What you should do | Determine how many lines of the material hold the string "source" and reply with only that number.

Data listing:
=-=-=

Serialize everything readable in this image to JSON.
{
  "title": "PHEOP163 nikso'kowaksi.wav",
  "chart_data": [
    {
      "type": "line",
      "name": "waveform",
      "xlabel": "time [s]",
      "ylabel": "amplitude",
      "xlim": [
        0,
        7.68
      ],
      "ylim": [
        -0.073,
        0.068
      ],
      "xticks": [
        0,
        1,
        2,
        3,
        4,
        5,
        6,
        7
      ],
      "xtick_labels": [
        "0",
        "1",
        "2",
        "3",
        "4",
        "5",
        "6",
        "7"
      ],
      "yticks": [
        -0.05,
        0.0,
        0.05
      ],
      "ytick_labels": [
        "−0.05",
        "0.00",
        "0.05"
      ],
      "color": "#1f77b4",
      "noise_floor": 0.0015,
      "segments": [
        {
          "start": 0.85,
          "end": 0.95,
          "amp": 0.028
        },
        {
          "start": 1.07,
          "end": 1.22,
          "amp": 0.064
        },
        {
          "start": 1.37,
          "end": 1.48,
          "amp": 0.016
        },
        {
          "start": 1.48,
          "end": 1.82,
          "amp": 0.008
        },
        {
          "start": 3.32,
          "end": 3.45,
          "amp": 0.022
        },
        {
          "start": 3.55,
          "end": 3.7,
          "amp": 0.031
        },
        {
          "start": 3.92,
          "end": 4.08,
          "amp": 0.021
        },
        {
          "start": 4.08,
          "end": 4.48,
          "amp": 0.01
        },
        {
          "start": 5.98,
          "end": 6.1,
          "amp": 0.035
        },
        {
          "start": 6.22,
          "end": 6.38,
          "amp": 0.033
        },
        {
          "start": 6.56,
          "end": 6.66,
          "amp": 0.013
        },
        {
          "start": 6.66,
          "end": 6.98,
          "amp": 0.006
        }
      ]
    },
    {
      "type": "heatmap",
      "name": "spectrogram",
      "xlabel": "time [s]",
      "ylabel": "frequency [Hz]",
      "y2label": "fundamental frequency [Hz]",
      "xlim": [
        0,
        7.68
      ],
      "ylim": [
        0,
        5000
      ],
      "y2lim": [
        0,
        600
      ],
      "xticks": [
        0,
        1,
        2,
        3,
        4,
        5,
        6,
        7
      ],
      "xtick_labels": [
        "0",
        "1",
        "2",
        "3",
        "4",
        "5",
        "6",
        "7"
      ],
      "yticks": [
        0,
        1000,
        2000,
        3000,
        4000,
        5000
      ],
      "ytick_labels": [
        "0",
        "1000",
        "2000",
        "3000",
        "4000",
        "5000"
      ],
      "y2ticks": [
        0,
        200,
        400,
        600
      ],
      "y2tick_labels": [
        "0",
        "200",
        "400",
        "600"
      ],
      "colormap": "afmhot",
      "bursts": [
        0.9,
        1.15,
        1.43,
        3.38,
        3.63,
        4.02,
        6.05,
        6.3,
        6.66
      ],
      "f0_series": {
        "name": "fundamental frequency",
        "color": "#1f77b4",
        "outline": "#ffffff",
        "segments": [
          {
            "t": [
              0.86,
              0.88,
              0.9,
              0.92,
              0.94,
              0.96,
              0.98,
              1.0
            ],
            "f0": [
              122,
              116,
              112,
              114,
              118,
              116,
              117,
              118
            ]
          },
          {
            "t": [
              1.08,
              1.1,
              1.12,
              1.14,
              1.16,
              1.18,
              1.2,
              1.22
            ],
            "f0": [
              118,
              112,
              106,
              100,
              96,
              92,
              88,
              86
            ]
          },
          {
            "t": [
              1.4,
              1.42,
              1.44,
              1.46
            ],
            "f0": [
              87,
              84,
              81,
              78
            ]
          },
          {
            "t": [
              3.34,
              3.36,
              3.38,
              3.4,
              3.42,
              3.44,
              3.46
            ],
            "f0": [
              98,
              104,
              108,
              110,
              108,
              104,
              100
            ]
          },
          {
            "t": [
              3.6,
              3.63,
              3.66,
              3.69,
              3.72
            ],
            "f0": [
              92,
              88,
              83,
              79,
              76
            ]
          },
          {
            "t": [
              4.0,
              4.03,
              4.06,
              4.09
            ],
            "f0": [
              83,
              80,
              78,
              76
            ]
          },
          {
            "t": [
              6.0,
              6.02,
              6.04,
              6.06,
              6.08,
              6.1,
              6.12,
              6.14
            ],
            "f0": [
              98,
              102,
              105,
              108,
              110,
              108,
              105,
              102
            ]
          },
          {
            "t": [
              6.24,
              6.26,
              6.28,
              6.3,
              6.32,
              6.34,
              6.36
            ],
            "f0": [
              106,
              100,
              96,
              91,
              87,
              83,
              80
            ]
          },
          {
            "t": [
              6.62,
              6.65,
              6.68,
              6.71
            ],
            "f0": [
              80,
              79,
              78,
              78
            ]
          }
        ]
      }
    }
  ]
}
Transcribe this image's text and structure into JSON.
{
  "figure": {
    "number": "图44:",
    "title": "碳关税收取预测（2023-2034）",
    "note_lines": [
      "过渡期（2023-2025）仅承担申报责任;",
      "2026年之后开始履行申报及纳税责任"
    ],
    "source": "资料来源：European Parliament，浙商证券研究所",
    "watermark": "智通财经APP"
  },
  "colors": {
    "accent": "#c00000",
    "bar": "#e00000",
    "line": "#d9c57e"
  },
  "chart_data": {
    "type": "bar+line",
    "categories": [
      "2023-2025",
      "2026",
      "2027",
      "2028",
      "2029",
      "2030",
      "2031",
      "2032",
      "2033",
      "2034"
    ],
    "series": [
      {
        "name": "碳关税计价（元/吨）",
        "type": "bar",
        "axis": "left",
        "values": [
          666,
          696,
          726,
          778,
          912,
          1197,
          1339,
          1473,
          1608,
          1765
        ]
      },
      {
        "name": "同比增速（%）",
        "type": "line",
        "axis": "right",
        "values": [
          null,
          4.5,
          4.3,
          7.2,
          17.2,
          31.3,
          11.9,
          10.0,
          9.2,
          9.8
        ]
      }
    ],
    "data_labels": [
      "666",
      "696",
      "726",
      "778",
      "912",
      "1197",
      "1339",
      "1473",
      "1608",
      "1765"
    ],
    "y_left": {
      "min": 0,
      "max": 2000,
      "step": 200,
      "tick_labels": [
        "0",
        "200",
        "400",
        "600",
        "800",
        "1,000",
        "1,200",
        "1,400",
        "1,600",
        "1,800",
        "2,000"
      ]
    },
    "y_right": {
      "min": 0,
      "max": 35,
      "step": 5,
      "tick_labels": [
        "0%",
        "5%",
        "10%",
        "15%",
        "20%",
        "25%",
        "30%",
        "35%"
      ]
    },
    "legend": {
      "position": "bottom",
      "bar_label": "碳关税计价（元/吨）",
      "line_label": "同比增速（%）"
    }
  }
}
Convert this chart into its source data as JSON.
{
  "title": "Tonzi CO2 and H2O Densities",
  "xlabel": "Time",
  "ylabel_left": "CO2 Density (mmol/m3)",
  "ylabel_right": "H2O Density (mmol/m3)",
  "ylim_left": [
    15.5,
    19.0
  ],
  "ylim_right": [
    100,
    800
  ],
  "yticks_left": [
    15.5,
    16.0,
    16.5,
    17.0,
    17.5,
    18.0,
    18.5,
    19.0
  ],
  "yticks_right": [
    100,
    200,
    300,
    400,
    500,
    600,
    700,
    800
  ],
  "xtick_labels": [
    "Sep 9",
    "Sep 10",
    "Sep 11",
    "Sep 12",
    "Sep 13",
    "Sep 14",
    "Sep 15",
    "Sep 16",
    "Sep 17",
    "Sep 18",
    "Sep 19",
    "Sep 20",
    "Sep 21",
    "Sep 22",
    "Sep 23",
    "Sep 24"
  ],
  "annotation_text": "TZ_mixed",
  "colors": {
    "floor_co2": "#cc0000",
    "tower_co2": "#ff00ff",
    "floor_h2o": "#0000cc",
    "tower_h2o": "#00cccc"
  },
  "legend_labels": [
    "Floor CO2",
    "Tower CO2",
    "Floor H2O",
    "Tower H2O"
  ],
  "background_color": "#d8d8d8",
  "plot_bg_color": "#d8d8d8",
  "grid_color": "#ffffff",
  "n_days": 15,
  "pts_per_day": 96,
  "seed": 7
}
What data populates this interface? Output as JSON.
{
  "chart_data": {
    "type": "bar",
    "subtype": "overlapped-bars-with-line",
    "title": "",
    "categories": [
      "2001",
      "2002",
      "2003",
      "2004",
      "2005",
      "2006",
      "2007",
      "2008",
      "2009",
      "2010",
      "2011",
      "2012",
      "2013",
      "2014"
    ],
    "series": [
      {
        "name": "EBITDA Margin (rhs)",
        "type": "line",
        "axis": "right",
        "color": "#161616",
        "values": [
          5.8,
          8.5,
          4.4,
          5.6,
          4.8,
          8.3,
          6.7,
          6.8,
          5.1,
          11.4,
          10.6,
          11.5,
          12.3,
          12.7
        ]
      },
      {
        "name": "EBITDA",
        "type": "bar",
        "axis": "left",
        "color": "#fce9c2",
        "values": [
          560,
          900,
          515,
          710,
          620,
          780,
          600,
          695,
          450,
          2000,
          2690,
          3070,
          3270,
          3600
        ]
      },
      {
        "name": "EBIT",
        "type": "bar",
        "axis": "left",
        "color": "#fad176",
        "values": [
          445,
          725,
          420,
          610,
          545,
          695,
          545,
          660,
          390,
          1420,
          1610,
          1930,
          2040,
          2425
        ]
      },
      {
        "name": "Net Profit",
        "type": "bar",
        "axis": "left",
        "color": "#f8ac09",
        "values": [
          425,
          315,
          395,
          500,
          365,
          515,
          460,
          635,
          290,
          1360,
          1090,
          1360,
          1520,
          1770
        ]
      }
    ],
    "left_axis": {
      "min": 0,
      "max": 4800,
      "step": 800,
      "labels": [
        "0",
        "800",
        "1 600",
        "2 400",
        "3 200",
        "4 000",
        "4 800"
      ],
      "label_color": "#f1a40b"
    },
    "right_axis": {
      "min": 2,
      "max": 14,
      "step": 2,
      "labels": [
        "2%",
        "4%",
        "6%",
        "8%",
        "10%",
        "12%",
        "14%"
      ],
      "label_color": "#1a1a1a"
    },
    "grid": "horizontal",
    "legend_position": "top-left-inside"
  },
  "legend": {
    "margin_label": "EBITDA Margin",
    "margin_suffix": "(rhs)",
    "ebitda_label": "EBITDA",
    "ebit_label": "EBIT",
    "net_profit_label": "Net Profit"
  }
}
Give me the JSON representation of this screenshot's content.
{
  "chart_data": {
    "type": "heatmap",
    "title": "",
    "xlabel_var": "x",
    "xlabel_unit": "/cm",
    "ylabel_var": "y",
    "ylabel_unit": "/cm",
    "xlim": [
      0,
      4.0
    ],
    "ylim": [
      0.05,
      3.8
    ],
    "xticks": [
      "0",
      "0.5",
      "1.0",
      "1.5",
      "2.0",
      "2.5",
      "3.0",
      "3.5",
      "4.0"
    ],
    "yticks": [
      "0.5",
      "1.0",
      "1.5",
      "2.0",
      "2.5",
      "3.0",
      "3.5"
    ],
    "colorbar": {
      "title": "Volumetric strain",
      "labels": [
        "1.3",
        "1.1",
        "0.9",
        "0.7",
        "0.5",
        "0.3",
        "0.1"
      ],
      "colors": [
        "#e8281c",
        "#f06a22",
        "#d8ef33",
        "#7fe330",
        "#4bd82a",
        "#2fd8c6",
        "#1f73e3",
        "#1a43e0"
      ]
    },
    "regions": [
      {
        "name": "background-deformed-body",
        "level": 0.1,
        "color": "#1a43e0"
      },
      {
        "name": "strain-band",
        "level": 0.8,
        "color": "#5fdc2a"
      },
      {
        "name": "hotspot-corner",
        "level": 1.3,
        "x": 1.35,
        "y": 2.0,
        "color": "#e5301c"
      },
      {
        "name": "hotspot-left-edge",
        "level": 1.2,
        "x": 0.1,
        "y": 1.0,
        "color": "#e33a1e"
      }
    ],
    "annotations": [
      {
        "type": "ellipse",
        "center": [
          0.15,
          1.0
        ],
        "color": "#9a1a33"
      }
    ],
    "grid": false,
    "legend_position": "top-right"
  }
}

=-=-=

Task answer | 2